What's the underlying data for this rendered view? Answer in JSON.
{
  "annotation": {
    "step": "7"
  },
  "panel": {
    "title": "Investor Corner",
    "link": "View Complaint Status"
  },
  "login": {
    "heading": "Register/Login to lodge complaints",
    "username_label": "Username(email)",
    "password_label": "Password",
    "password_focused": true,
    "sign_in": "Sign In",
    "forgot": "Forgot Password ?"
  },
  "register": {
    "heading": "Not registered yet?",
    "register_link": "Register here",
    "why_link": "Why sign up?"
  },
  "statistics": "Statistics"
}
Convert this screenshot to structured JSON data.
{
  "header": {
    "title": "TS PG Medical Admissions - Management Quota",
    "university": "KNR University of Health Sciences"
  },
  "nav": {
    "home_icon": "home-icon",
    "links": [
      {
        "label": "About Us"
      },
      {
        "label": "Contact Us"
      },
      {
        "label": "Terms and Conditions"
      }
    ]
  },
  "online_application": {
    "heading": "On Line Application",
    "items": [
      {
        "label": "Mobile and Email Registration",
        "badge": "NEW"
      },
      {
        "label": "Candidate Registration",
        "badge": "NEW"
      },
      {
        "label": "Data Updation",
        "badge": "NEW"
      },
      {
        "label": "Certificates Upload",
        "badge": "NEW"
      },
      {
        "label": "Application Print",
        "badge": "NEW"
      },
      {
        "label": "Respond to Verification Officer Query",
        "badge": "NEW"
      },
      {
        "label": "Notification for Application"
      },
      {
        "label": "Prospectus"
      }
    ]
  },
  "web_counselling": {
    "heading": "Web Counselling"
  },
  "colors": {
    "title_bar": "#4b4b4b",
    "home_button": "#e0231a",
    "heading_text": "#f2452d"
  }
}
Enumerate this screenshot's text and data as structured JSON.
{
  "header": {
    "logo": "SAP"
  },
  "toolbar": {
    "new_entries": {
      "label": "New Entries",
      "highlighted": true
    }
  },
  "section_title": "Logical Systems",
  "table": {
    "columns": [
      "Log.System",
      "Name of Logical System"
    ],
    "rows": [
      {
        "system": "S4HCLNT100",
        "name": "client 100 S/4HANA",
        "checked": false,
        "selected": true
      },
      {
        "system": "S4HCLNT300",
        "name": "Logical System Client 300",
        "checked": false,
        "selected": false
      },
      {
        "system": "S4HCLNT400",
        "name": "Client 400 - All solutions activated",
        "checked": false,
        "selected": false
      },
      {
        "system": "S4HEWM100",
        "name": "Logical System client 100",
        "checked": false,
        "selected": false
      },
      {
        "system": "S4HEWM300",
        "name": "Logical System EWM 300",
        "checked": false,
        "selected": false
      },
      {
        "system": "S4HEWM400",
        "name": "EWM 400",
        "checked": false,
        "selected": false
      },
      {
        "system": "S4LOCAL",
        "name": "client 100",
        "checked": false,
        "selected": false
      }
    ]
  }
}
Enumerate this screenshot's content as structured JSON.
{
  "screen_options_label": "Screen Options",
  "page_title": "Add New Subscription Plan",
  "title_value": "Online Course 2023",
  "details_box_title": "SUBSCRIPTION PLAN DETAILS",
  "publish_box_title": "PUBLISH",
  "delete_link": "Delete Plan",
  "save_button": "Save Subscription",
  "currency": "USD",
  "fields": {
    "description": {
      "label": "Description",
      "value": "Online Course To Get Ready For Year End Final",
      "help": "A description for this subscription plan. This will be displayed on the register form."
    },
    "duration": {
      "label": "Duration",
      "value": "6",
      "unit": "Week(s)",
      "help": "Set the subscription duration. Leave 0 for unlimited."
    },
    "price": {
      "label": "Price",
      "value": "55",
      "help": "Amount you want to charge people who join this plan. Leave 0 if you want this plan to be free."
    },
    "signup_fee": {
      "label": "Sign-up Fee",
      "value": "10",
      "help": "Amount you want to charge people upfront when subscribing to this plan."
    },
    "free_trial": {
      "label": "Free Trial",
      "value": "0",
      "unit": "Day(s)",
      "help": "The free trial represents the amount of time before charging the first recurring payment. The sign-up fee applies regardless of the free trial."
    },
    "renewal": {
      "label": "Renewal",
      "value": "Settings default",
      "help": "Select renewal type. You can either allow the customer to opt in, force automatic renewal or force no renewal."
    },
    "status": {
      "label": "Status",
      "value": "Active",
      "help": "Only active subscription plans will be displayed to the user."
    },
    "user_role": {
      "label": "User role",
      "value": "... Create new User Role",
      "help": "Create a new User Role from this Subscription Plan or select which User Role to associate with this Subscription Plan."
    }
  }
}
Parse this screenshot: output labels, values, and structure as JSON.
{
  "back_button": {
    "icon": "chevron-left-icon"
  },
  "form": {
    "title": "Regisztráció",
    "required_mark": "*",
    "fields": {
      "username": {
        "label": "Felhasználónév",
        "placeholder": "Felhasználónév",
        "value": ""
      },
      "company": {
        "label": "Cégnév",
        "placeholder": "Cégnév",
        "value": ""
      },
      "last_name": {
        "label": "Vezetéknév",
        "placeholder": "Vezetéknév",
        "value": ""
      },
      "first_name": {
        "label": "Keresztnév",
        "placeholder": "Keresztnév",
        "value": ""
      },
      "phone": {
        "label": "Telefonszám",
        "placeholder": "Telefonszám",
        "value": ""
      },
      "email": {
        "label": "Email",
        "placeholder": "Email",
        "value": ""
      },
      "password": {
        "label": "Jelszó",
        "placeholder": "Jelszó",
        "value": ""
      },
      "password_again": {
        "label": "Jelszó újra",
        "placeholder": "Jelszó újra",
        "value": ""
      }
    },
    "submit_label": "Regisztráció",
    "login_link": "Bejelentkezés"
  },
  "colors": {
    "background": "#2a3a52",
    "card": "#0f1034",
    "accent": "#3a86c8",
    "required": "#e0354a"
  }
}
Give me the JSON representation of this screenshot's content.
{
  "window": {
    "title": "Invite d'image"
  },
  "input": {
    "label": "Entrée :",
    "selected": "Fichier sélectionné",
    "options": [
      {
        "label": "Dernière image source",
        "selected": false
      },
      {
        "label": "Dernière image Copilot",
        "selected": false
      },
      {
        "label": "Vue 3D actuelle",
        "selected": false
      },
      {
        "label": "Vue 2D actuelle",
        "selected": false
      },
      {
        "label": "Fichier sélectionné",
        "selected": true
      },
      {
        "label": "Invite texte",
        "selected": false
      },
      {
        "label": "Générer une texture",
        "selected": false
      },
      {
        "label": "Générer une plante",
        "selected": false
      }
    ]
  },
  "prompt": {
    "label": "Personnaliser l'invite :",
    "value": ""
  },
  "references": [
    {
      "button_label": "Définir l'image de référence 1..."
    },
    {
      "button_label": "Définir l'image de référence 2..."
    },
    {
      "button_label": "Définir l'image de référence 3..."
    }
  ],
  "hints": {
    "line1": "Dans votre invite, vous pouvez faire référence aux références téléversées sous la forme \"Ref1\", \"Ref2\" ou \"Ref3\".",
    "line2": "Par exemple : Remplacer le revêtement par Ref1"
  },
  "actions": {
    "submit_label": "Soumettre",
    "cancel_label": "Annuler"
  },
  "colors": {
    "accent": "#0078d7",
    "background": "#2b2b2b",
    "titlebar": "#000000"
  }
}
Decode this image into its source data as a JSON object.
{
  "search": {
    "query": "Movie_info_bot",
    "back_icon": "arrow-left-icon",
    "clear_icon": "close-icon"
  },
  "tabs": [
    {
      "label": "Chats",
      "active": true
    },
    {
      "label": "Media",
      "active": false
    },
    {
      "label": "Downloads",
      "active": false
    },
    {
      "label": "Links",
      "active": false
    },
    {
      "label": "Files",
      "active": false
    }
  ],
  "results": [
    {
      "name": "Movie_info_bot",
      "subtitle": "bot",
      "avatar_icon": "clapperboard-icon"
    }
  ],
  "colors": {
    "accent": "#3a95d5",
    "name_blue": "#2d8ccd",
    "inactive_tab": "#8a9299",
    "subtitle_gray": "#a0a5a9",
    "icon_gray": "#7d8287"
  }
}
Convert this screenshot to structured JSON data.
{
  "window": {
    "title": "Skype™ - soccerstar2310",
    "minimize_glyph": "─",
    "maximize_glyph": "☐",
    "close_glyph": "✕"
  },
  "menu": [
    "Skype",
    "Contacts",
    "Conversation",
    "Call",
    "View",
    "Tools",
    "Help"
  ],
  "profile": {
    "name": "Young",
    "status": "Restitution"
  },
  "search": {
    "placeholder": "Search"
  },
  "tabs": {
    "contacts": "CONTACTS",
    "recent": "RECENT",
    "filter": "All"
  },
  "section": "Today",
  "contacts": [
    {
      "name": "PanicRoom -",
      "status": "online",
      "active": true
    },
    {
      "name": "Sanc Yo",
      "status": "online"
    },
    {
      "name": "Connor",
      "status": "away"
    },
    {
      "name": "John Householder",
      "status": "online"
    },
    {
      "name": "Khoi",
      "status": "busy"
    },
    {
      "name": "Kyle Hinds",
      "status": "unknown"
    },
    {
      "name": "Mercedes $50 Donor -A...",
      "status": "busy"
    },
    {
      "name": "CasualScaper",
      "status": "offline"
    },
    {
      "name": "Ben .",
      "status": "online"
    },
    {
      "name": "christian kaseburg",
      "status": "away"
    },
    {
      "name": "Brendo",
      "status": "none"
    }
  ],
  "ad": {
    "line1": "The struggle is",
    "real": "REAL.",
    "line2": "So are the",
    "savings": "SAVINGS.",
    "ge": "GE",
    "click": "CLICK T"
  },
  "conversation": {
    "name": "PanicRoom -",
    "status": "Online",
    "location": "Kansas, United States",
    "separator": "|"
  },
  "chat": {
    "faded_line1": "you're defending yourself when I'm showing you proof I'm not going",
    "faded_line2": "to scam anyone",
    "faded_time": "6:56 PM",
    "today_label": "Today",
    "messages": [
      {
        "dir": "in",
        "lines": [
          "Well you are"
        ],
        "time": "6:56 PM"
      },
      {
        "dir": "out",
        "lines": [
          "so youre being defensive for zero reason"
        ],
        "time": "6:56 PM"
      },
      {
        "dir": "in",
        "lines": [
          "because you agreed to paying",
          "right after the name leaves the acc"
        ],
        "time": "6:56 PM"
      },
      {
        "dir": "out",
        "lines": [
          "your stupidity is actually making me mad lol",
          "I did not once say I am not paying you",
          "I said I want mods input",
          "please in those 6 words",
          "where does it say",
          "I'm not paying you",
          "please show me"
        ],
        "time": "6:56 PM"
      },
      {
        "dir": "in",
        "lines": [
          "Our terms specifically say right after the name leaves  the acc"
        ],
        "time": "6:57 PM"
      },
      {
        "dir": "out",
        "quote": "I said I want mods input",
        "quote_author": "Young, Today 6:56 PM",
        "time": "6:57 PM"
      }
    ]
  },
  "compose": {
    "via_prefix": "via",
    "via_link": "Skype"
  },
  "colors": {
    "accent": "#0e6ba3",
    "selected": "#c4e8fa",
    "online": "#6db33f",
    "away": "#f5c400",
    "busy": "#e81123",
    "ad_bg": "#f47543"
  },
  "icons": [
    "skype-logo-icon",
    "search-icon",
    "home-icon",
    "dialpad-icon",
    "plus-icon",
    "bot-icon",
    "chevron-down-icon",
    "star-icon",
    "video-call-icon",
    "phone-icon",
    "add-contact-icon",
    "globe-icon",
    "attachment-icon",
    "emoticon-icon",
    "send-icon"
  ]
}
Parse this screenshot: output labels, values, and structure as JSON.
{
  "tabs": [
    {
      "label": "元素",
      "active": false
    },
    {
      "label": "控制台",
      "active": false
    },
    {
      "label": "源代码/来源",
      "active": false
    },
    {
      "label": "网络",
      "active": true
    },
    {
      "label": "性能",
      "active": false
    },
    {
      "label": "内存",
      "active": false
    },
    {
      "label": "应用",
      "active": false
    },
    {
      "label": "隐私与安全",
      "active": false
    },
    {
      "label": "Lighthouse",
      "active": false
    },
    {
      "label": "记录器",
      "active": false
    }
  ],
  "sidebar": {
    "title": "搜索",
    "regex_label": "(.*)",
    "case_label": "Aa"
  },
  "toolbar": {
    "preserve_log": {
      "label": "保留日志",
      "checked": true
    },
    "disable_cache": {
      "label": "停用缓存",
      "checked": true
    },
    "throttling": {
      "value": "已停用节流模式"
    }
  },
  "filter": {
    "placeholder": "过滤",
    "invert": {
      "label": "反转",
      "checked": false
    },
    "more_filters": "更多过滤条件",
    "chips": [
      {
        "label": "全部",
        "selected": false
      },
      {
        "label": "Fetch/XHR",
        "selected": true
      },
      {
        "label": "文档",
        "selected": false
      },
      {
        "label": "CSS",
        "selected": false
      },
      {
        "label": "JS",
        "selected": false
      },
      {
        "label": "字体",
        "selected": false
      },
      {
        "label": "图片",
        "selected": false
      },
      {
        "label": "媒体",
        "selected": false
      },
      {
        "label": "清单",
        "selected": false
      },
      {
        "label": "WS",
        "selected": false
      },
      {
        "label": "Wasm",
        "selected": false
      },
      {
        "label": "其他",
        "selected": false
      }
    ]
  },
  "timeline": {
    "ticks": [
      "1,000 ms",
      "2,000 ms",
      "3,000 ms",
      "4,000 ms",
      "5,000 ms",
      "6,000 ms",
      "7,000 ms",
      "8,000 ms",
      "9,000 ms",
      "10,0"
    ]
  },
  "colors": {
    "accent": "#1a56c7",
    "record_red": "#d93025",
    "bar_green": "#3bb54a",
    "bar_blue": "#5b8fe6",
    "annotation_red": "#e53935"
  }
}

* [Problem to work on] Identify each line holding the string "will", and copy it out.

* [Solution below]
      "help": "A description for this subscription plan. This will be displayed on the register form."
      "help": "Only active subscription plans will be displayed to the user."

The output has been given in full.